## TASK MATERIAL

>> Begin

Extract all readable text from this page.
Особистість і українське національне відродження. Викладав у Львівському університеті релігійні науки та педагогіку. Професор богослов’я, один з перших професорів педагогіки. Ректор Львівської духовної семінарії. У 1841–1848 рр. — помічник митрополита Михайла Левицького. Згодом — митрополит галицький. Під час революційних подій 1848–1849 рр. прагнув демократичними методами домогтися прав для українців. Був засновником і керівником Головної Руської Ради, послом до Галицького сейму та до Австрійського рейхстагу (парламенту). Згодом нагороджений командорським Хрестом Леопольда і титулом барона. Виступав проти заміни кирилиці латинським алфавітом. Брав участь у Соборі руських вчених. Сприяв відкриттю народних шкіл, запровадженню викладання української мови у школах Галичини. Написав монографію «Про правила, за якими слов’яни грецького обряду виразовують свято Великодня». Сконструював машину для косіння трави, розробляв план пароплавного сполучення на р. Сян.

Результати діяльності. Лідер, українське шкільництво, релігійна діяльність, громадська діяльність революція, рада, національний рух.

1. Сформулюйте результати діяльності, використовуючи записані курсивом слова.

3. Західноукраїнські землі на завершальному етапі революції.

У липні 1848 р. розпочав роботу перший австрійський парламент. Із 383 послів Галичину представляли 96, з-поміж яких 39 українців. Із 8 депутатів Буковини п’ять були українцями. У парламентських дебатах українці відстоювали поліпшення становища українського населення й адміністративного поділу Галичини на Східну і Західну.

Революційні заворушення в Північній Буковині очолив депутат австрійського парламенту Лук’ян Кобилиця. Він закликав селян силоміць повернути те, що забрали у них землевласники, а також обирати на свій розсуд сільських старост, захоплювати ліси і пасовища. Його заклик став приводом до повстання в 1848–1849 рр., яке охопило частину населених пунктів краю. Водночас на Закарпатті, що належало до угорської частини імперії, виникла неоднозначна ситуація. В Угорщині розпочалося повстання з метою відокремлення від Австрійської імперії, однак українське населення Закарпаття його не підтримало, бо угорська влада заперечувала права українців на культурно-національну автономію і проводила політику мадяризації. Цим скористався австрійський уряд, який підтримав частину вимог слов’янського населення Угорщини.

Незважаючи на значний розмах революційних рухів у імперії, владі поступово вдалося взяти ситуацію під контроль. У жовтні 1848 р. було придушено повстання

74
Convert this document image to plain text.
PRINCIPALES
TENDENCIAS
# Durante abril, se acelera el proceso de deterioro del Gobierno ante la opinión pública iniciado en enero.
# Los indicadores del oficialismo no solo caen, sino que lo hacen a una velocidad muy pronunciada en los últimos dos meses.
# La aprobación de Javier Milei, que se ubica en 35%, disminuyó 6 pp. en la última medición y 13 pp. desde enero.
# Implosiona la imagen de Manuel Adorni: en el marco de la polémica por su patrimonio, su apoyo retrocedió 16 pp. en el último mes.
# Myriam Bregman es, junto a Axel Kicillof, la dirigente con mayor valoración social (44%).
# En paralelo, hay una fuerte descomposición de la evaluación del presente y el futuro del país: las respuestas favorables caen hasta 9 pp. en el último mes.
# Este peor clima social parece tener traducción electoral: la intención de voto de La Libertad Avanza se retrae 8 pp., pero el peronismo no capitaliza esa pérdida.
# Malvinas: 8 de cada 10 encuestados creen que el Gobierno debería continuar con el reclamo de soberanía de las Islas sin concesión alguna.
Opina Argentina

>> End

Filter the entries down to the lines with the word "enero" in them.

# Durante abril, se acelera el proceso de deterioro del Gobierno ante la opinión pública iniciado en enero.
# La aprobación de Javier Milei, que se ubica en 35%, disminuyó 6 pp. en la última medición y 13 pp. desde enero.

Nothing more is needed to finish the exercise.